--- Start of PROVIDED RECORDS ---

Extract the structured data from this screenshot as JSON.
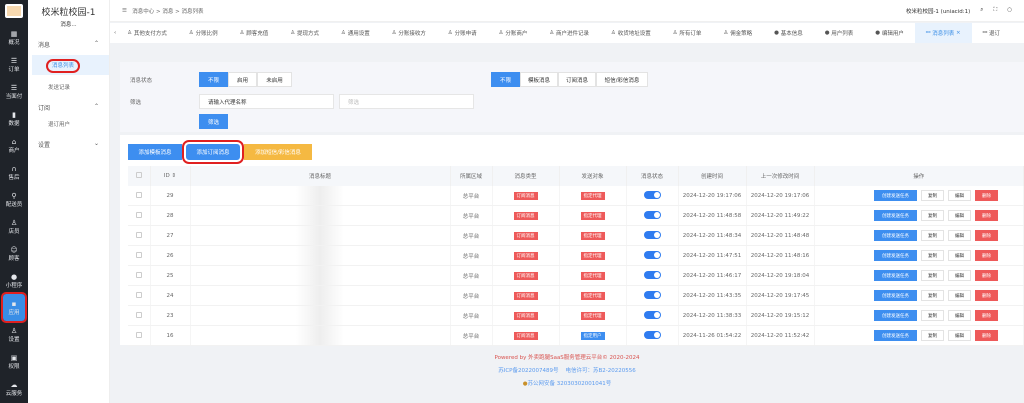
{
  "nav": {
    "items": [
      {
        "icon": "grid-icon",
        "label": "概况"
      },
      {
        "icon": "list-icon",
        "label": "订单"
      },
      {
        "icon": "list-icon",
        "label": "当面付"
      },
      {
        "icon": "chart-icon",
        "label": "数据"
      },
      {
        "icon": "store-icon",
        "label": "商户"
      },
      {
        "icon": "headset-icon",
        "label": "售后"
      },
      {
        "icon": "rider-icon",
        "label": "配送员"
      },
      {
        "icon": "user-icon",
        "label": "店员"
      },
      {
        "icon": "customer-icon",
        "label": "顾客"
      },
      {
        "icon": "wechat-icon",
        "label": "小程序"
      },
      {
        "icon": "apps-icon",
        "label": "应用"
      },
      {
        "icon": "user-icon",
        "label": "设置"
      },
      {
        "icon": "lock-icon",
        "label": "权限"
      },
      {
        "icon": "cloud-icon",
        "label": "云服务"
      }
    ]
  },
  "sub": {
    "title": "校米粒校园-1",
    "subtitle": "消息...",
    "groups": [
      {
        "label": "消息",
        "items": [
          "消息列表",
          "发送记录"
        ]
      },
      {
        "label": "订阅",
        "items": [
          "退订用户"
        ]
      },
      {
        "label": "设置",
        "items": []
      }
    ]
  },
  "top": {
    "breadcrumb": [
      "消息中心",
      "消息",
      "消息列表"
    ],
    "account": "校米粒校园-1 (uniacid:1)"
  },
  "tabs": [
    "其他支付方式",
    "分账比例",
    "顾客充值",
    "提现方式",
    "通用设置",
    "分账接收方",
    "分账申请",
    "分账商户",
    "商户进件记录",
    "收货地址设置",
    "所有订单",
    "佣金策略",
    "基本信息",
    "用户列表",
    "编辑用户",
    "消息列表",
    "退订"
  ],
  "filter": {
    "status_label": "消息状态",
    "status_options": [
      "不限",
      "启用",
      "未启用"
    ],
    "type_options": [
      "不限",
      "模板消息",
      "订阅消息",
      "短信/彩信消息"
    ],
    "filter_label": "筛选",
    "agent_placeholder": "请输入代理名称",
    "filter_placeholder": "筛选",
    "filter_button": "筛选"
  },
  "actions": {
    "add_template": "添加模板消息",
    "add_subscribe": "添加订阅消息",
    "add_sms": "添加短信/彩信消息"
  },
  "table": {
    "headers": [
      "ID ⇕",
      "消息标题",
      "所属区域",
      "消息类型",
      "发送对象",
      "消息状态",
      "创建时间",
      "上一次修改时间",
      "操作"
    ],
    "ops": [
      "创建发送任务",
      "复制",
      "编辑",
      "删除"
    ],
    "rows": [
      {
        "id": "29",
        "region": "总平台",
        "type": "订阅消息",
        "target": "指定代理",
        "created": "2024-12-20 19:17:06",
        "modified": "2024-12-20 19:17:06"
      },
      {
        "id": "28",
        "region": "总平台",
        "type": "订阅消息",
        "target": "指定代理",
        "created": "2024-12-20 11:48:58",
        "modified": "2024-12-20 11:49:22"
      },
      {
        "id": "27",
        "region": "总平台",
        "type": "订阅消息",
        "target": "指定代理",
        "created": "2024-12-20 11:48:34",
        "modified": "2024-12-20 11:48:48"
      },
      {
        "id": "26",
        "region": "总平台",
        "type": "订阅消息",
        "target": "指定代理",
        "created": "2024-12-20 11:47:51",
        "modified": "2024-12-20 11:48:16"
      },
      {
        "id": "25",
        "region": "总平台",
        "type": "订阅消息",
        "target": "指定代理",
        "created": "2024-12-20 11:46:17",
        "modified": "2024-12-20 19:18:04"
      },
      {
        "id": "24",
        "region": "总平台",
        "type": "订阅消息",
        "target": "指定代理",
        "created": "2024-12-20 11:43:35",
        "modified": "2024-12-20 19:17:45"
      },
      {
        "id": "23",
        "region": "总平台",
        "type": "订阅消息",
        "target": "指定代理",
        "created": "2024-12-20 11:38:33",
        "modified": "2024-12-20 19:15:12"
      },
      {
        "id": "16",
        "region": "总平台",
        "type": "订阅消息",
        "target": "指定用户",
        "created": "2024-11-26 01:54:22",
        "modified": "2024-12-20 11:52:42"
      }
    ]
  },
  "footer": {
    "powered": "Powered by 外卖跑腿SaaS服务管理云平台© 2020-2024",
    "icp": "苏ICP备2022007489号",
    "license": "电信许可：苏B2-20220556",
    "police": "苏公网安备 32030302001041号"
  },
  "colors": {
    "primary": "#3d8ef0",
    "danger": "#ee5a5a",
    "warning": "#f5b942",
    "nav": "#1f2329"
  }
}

--- End of PROVIDED RECORDS ---

Output the full set of records above without changing a word, and drop the images.

EXPECTED OUTPUT –
Extract the structured data from this screenshot as JSON.
{
  "nav": {
    "items": [
      {
        "icon": "grid-icon",
        "label": "概况"
      },
      {
        "icon": "list-icon",
        "label": "订单"
      },
      {
        "icon": "list-icon",
        "label": "当面付"
      },
      {
        "icon": "chart-icon",
        "label": "数据"
      },
      {
        "icon": "store-icon",
        "label": "商户"
      },
      {
        "icon": "headset-icon",
        "label": "售后"
      },
      {
        "icon": "rider-icon",
        "label": "配送员"
      },
      {
        "icon": "user-icon",
        "label": "店员"
      },
      {
        "icon": "customer-icon",
        "label": "顾客"
      },
      {
        "icon": "wechat-icon",
        "label": "小程序"
      },
      {
        "icon": "apps-icon",
        "label": "应用"
      },
      {
        "icon": "user-icon",
        "label": "设置"
      },
      {
        "icon": "lock-icon",
        "label": "权限"
      },
      {
        "icon": "cloud-icon",
        "label": "云服务"
      }
    ]
  },
  "sub": {
    "title": "校米粒校园-1",
    "subtitle": "消息...",
    "groups": [
      {
        "label": "消息",
        "items": [
          "消息列表",
          "发送记录"
        ]
      },
      {
        "label": "订阅",
        "items": [
          "退订用户"
        ]
      },
      {
        "label": "设置",
        "items": []
      }
    ]
  },
  "top": {
    "breadcrumb": [
      "消息中心",
      "消息",
      "消息列表"
    ],
    "account": "校米粒校园-1 (uniacid:1)"
  },
  "tabs": [
    "其他支付方式",
    "分账比例",
    "顾客充值",
    "提现方式",
    "通用设置",
    "分账接收方",
    "分账申请",
    "分账商户",
    "商户进件记录",
    "收货地址设置",
    "所有订单",
    "佣金策略",
    "基本信息",
    "用户列表",
    "编辑用户",
    "消息列表",
    "退订"
  ],
  "filter": {
    "status_label": "消息状态",
    "status_options": [
      "不限",
      "启用",
      "未启用"
    ],
    "type_options": [
      "不限",
      "模板消息",
      "订阅消息",
      "短信/彩信消息"
    ],
    "filter_label": "筛选",
    "agent_placeholder": "请输入代理名称",
    "filter_placeholder": "筛选",
    "filter_button": "筛选"
  },
  "actions": {
    "add_template": "添加模板消息",
    "add_subscribe": "添加订阅消息",
    "add_sms": "添加短信/彩信消息"
  },
  "table": {
    "headers": [
      "ID ⇕",
      "消息标题",
      "所属区域",
      "消息类型",
      "发送对象",
      "消息状态",
      "创建时间",
      "上一次修改时间",
      "操作"
    ],
    "ops": [
      "创建发送任务",
      "复制",
      "编辑",
      "删除"
    ],
    "rows": [
      {
        "id": "29",
        "region": "总平台",
        "type": "订阅消息",
        "target": "指定代理",
        "created": "2024-12-20 19:17:06",
        "modified": "2024-12-20 19:17:06"
      },
      {
        "id": "28",
        "region": "总平台",
        "type": "订阅消息",
        "target": "指定代理",
        "created": "2024-12-20 11:48:58",
        "modified": "2024-12-20 11:49:22"
      },
      {
        "id": "27",
        "region": "总平台",
        "type": "订阅消息",
        "target": "指定代理",
        "created": "2024-12-20 11:48:34",
        "modified": "2024-12-20 11:48:48"
      },
      {
        "id": "26",
        "region": "总平台",
        "type": "订阅消息",
        "target": "指定代理",
        "created": "2024-12-20 11:47:51",
        "modified": "2024-12-20 11:48:16"
      },
      {
        "id": "25",
        "region": "总平台",
        "type": "订阅消息",
        "target": "指定代理",
        "created": "2024-12-20 11:46:17",
        "modified": "2024-12-20 19:18:04"
      },
      {
        "id": "24",
        "region": "总平台",
        "type": "订阅消息",
        "target": "指定代理",
        "created": "2024-12-20 11:43:35",
        "modified": "2024-12-20 19:17:45"
      },
      {
        "id": "23",
        "region": "总平台",
        "type": "订阅消息",
        "target": "指定代理",
        "created": "2024-12-20 11:38:33",
        "modified": "2024-12-20 19:15:12"
      },
      {
        "id": "16",
        "region": "总平台",
        "type": "订阅消息",
        "target": "指定用户",
        "created": "2024-11-26 01:54:22",
        "modified": "2024-12-20 11:52:42"
      }
    ]
  },
  "footer": {
    "powered": "Powered by 外卖跑腿SaaS服务管理云平台© 2020-2024",
    "icp": "苏ICP备2022007489号",
    "license": "电信许可：苏B2-20220556",
    "police": "苏公网安备 32030302001041号"
  },
  "colors": {
    "primary": "#3d8ef0",
    "danger": "#ee5a5a",
    "warning": "#f5b942",
    "nav": "#1f2329"
  }
}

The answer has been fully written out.